Given exercise. Check each line of the listing for the string "plain", then state how many lines have it. Only the number is wanted.

Data section.

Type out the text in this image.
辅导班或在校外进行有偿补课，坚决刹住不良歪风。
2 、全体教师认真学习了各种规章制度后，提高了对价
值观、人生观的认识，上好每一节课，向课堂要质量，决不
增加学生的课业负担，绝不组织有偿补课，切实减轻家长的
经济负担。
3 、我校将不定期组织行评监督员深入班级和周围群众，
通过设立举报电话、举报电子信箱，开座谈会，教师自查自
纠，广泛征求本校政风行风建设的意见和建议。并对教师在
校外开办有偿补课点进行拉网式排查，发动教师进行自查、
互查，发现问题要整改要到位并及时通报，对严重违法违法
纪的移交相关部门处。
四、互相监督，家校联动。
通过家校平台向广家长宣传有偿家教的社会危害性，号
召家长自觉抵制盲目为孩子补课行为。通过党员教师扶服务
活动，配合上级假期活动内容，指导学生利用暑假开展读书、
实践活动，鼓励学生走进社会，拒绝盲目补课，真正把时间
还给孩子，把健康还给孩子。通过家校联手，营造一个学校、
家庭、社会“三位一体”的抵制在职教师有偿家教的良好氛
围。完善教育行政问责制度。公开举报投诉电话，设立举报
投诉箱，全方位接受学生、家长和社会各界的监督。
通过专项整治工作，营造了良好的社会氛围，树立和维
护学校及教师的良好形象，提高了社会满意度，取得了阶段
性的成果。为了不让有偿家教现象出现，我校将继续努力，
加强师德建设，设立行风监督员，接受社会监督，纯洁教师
--
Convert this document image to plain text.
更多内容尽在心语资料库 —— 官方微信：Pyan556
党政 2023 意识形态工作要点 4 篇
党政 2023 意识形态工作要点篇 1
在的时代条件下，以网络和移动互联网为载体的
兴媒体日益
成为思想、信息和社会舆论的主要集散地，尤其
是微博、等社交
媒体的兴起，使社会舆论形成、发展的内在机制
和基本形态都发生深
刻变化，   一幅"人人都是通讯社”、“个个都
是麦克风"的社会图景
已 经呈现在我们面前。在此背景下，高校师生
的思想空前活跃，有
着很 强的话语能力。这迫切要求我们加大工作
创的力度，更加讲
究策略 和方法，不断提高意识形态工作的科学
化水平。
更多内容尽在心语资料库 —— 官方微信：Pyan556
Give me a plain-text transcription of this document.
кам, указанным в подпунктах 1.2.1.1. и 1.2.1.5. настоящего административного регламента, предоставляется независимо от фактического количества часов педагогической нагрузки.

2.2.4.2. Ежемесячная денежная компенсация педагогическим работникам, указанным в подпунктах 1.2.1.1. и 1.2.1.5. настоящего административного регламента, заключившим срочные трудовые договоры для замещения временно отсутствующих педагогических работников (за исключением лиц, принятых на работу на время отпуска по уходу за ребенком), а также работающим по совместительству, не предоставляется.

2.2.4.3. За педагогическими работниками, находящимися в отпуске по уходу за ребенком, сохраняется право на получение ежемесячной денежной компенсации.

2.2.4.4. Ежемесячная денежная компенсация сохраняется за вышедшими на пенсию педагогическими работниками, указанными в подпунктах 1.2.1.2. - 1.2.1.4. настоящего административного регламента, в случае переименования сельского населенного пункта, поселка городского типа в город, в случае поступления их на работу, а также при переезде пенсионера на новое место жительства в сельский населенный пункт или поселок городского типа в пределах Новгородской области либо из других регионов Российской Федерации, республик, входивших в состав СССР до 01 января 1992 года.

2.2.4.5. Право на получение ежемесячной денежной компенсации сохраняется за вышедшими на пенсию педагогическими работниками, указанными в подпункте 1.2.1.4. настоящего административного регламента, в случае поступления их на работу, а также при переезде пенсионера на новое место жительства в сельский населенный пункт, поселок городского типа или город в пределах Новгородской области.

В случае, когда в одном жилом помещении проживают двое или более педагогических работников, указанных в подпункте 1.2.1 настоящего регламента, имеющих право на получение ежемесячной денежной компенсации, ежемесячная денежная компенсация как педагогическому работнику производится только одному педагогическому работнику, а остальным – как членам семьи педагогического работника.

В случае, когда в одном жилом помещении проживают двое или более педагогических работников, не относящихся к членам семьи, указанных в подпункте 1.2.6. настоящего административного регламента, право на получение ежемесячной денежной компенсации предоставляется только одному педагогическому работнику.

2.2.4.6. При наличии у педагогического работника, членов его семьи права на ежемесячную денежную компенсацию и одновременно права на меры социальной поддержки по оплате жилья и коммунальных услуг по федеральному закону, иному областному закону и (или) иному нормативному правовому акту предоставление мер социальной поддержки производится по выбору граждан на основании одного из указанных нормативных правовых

Correct response. 2